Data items
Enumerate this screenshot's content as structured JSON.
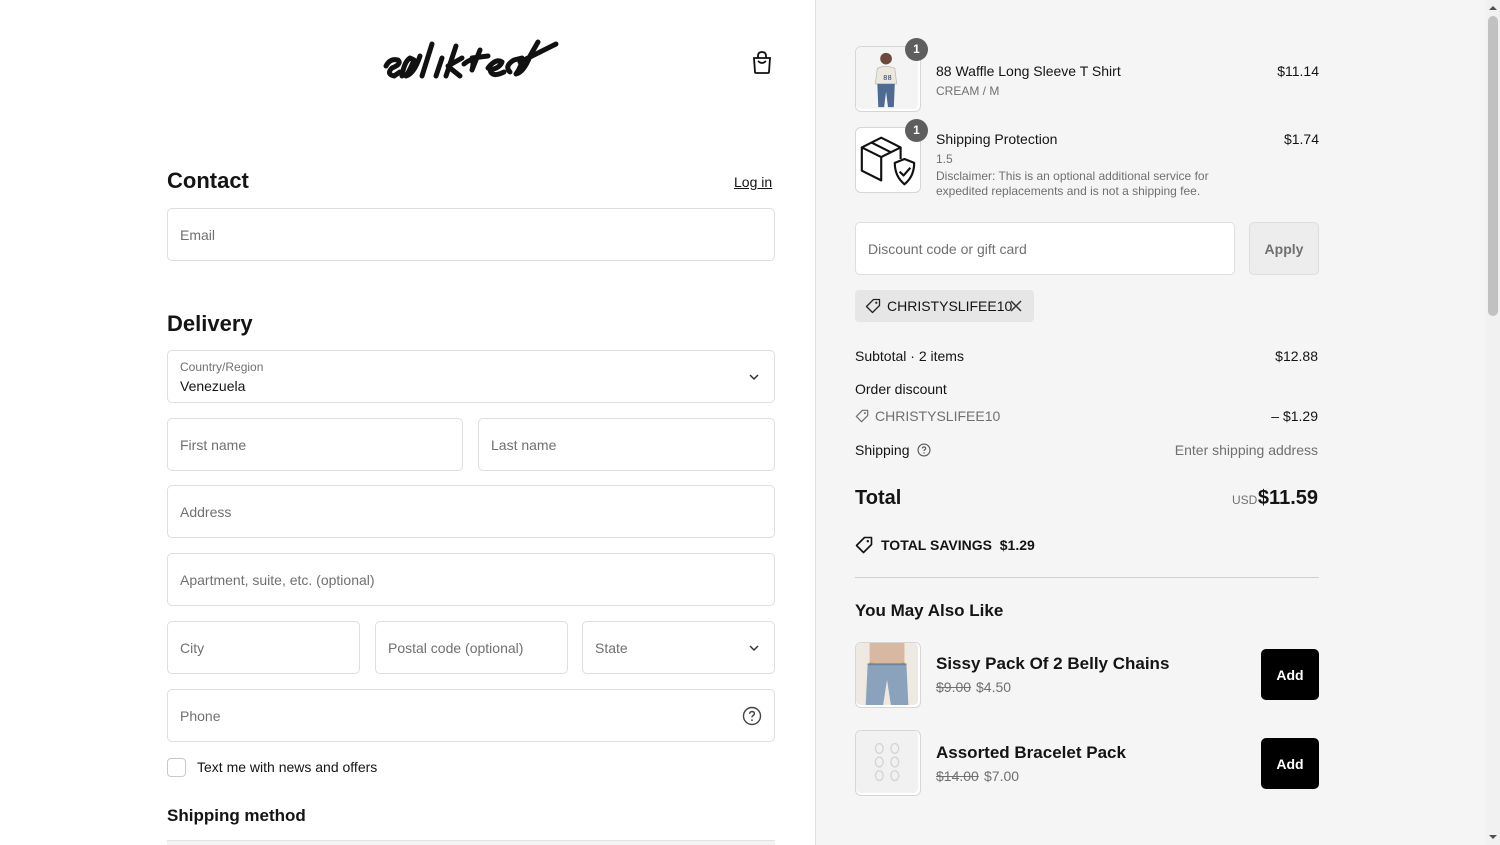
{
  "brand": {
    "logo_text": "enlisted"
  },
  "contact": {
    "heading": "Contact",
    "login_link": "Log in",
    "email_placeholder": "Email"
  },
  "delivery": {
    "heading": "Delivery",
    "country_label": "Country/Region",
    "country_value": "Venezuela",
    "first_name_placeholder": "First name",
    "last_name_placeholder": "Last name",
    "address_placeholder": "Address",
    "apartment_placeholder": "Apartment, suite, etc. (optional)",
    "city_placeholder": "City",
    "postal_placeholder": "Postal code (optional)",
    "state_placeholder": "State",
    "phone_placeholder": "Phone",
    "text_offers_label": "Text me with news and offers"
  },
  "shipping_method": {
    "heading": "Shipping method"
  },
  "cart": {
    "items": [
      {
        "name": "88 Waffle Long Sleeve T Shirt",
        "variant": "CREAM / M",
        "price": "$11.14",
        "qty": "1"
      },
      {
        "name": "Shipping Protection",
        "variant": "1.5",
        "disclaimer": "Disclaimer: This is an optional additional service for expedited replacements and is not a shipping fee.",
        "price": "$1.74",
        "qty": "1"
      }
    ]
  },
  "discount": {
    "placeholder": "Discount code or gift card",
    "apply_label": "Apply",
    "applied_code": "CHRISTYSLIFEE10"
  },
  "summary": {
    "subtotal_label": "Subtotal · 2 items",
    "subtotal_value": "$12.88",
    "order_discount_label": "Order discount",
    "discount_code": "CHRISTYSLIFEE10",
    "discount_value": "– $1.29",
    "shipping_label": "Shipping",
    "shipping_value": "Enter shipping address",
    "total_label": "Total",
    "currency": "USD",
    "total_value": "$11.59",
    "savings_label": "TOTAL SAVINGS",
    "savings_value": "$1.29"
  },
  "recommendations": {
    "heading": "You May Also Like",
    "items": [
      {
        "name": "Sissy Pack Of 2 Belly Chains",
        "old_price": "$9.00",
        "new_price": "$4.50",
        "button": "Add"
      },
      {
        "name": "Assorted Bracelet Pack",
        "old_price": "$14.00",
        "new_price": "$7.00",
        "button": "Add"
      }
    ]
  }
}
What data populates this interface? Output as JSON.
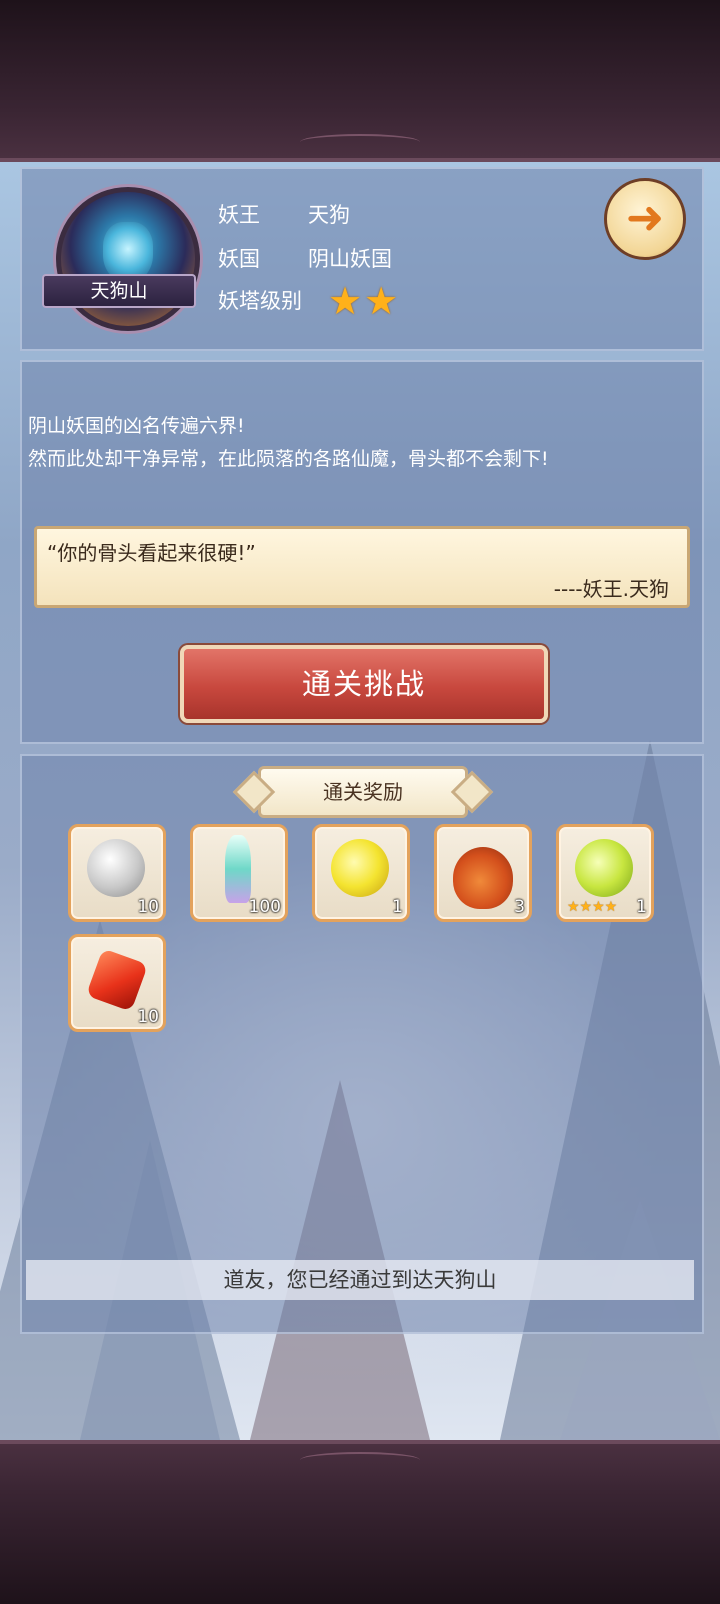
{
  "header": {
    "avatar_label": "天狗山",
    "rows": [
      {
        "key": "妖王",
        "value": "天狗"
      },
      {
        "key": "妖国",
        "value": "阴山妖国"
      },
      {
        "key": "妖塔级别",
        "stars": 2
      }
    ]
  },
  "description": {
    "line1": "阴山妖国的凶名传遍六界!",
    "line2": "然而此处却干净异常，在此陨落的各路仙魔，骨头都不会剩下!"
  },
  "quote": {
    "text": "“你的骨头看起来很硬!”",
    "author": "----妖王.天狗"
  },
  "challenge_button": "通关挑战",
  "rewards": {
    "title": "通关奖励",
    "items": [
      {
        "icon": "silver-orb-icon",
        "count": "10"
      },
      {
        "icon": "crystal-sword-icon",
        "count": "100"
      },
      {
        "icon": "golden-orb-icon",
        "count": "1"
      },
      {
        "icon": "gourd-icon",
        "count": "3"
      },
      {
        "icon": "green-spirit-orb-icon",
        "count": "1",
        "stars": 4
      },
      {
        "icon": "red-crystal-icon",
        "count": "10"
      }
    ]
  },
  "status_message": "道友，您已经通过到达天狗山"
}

### Do this
Search the preceding listing for "optional" and extract every line where it is found.

### Answer for the task
    "apartment_placeholder": "Apartment, suite, etc. (optional)",
    "postal_placeholder": "Postal code (optional)",
        "disclaimer": "Disclaimer: This is an optional additional service for expedited replacements and is not a shipping fee.",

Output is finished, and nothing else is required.